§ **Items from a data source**
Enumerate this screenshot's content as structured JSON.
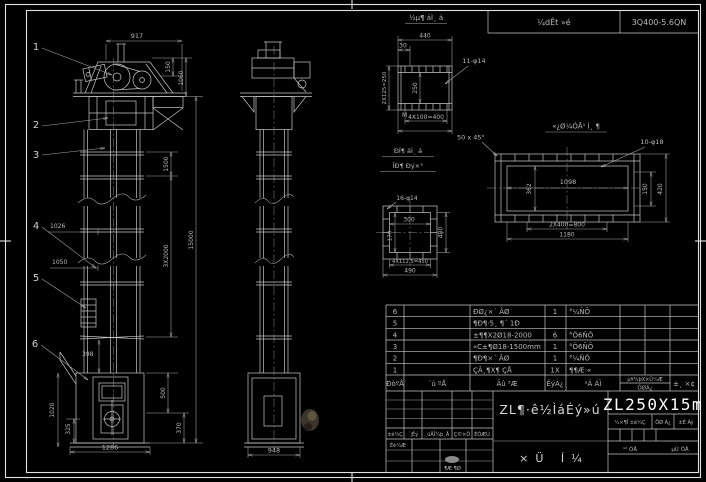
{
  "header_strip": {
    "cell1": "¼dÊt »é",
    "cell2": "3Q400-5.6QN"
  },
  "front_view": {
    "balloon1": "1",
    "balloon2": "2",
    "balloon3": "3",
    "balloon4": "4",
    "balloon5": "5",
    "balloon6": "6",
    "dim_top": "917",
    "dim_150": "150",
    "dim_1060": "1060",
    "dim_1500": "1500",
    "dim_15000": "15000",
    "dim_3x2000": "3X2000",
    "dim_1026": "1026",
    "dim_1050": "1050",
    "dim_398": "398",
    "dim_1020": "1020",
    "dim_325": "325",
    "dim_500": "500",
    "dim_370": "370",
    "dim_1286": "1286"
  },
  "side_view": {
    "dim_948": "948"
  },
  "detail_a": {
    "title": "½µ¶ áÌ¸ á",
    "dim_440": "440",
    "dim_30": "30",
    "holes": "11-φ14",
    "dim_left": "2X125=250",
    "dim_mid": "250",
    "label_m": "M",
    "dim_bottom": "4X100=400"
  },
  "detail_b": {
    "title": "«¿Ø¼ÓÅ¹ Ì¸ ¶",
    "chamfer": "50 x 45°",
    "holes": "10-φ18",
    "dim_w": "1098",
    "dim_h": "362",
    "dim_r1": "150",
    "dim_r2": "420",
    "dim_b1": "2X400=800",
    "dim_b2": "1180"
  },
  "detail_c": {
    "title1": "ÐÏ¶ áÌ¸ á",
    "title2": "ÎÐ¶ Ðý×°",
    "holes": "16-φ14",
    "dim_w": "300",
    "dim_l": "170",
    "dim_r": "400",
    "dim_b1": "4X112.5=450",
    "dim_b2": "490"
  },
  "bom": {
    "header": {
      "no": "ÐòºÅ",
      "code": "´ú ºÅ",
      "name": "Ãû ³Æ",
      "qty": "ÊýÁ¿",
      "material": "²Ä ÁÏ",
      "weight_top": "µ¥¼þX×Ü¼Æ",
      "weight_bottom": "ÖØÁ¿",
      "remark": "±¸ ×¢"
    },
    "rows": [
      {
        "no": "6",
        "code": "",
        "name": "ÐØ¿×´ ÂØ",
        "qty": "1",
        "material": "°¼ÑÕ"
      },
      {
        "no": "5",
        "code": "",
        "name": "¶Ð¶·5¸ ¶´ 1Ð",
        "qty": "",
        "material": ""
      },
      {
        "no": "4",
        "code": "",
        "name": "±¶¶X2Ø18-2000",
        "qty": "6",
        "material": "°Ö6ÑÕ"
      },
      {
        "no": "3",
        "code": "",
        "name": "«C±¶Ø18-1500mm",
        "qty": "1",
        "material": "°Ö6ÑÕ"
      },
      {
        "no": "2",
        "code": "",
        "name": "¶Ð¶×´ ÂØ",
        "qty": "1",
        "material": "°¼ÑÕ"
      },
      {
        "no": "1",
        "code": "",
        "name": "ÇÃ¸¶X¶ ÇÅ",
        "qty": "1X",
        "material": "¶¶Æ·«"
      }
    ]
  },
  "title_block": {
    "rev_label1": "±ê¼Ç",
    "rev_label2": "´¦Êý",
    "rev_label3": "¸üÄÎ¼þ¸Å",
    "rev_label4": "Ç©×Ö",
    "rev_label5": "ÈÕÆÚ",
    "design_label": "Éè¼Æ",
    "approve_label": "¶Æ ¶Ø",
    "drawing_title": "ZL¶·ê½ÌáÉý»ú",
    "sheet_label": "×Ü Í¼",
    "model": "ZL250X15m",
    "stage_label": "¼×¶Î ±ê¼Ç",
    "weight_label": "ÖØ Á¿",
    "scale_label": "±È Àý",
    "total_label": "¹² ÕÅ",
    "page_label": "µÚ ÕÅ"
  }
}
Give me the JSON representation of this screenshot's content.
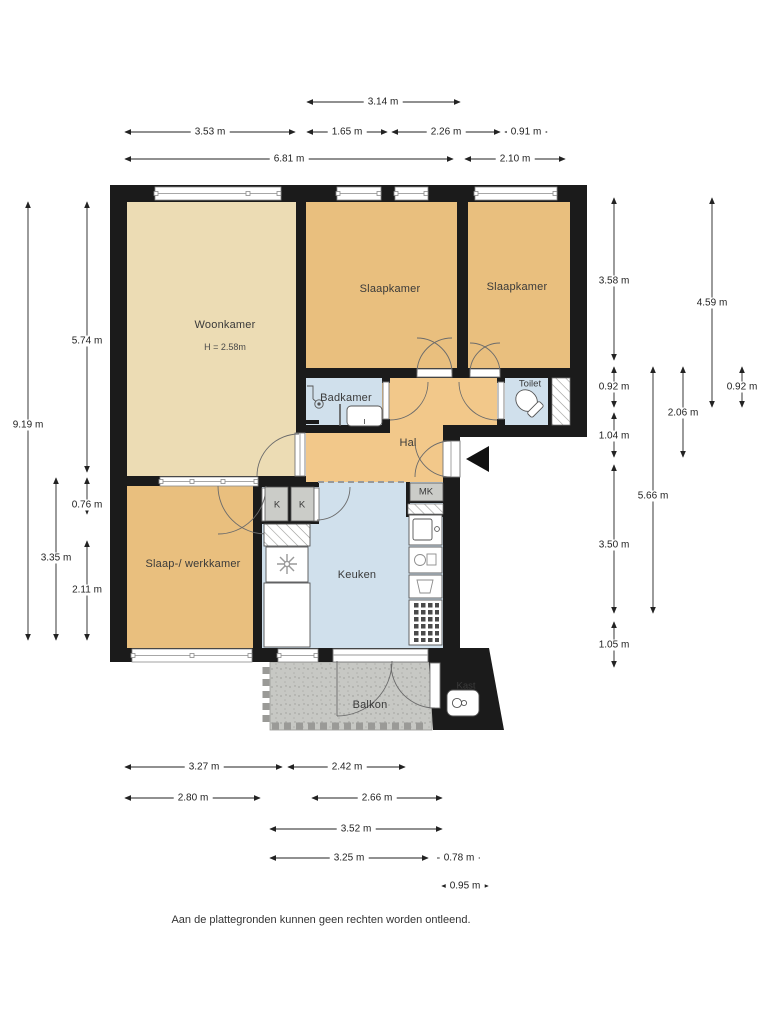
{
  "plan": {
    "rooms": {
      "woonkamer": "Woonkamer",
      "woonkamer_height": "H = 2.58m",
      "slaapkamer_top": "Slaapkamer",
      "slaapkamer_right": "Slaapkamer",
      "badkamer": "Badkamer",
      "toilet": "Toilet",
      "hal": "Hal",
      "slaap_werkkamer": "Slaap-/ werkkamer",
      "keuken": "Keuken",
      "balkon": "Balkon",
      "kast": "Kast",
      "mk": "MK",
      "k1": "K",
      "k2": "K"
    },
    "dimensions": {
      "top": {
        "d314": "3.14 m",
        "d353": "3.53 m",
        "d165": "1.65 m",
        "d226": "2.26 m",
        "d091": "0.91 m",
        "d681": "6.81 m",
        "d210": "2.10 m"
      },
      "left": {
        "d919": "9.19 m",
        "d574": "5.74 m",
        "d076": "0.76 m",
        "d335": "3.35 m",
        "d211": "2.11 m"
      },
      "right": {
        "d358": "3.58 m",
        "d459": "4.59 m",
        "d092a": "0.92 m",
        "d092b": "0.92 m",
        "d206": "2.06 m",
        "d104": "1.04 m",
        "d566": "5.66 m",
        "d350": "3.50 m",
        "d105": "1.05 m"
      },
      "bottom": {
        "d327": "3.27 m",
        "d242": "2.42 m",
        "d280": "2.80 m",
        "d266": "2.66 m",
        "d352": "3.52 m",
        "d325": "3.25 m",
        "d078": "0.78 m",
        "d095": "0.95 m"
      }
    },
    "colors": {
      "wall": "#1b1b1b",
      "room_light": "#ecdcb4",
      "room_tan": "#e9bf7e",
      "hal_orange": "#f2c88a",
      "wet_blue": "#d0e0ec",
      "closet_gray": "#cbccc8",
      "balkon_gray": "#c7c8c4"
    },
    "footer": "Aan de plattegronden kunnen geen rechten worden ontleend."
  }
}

§ **Your goal**
Nothing in the entries should change as you copy them, except that the pictures are left out.

§ **Task solution**
Enumerate this screenshot's content as structured JSON.
{
  "header_strip": {
    "cell1": "¼dÊt »é",
    "cell2": "3Q400-5.6QN"
  },
  "front_view": {
    "balloon1": "1",
    "balloon2": "2",
    "balloon3": "3",
    "balloon4": "4",
    "balloon5": "5",
    "balloon6": "6",
    "dim_top": "917",
    "dim_150": "150",
    "dim_1060": "1060",
    "dim_1500": "1500",
    "dim_15000": "15000",
    "dim_3x2000": "3X2000",
    "dim_1026": "1026",
    "dim_1050": "1050",
    "dim_398": "398",
    "dim_1020": "1020",
    "dim_325": "325",
    "dim_500": "500",
    "dim_370": "370",
    "dim_1286": "1286"
  },
  "side_view": {
    "dim_948": "948"
  },
  "detail_a": {
    "title": "½µ¶ áÌ¸ á",
    "dim_440": "440",
    "dim_30": "30",
    "holes": "11-φ14",
    "dim_left": "2X125=250",
    "dim_mid": "250",
    "label_m": "M",
    "dim_bottom": "4X100=400"
  },
  "detail_b": {
    "title": "«¿Ø¼ÓÅ¹ Ì¸ ¶",
    "chamfer": "50 x 45°",
    "holes": "10-φ18",
    "dim_w": "1098",
    "dim_h": "362",
    "dim_r1": "150",
    "dim_r2": "420",
    "dim_b1": "2X400=800",
    "dim_b2": "1180"
  },
  "detail_c": {
    "title1": "ÐÏ¶ áÌ¸ á",
    "title2": "ÎÐ¶ Ðý×°",
    "holes": "16-φ14",
    "dim_w": "300",
    "dim_l": "170",
    "dim_r": "400",
    "dim_b1": "4X112.5=450",
    "dim_b2": "490"
  },
  "bom": {
    "header": {
      "no": "ÐòºÅ",
      "code": "´ú ºÅ",
      "name": "Ãû ³Æ",
      "qty": "ÊýÁ¿",
      "material": "²Ä ÁÏ",
      "weight_top": "µ¥¼þX×Ü¼Æ",
      "weight_bottom": "ÖØÁ¿",
      "remark": "±¸ ×¢"
    },
    "rows": [
      {
        "no": "6",
        "code": "",
        "name": "ÐØ¿×´ ÂØ",
        "qty": "1",
        "material": "°¼ÑÕ"
      },
      {
        "no": "5",
        "code": "",
        "name": "¶Ð¶·5¸ ¶´ 1Ð",
        "qty": "",
        "material": ""
      },
      {
        "no": "4",
        "code": "",
        "name": "±¶¶X2Ø18-2000",
        "qty": "6",
        "material": "°Ö6ÑÕ"
      },
      {
        "no": "3",
        "code": "",
        "name": "«C±¶Ø18-1500mm",
        "qty": "1",
        "material": "°Ö6ÑÕ"
      },
      {
        "no": "2",
        "code": "",
        "name": "¶Ð¶×´ ÂØ",
        "qty": "1",
        "material": "°¼ÑÕ"
      },
      {
        "no": "1",
        "code": "",
        "name": "ÇÃ¸¶X¶ ÇÅ",
        "qty": "1X",
        "material": "¶¶Æ·«"
      }
    ]
  },
  "title_block": {
    "rev_label1": "±ê¼Ç",
    "rev_label2": "´¦Êý",
    "rev_label3": "¸üÄÎ¼þ¸Å",
    "rev_label4": "Ç©×Ö",
    "rev_label5": "ÈÕÆÚ",
    "design_label": "Éè¼Æ",
    "approve_label": "¶Æ ¶Ø",
    "drawing_title": "ZL¶·ê½ÌáÉý»ú",
    "sheet_label": "×Ü Í¼",
    "model": "ZL250X15m",
    "stage_label": "¼×¶Î ±ê¼Ç",
    "weight_label": "ÖØ Á¿",
    "scale_label": "±È Àý",
    "total_label": "¹² ÕÅ",
    "page_label": "µÚ ÕÅ"
  }
}
Give me the JSON representation of this screenshot's content.
{
  "plan": {
    "rooms": {
      "woonkamer": "Woonkamer",
      "woonkamer_height": "H = 2.58m",
      "slaapkamer_top": "Slaapkamer",
      "slaapkamer_right": "Slaapkamer",
      "badkamer": "Badkamer",
      "toilet": "Toilet",
      "hal": "Hal",
      "slaap_werkkamer": "Slaap-/ werkkamer",
      "keuken": "Keuken",
      "balkon": "Balkon",
      "kast": "Kast",
      "mk": "MK",
      "k1": "K",
      "k2": "K"
    },
    "dimensions": {
      "top": {
        "d314": "3.14 m",
        "d353": "3.53 m",
        "d165": "1.65 m",
        "d226": "2.26 m",
        "d091": "0.91 m",
        "d681": "6.81 m",
        "d210": "2.10 m"
      },
      "left": {
        "d919": "9.19 m",
        "d574": "5.74 m",
        "d076": "0.76 m",
        "d335": "3.35 m",
        "d211": "2.11 m"
      },
      "right": {
        "d358": "3.58 m",
        "d459": "4.59 m",
        "d092a": "0.92 m",
        "d092b": "0.92 m",
        "d206": "2.06 m",
        "d104": "1.04 m",
        "d566": "5.66 m",
        "d350": "3.50 m",
        "d105": "1.05 m"
      },
      "bottom": {
        "d327": "3.27 m",
        "d242": "2.42 m",
        "d280": "2.80 m",
        "d266": "2.66 m",
        "d352": "3.52 m",
        "d325": "3.25 m",
        "d078": "0.78 m",
        "d095": "0.95 m"
      }
    },
    "colors": {
      "wall": "#1b1b1b",
      "room_light": "#ecdcb4",
      "room_tan": "#e9bf7e",
      "hal_orange": "#f2c88a",
      "wet_blue": "#d0e0ec",
      "closet_gray": "#cbccc8",
      "balkon_gray": "#c7c8c4"
    },
    "footer": "Aan de plattegronden kunnen geen rechten worden ontleend."
  }
}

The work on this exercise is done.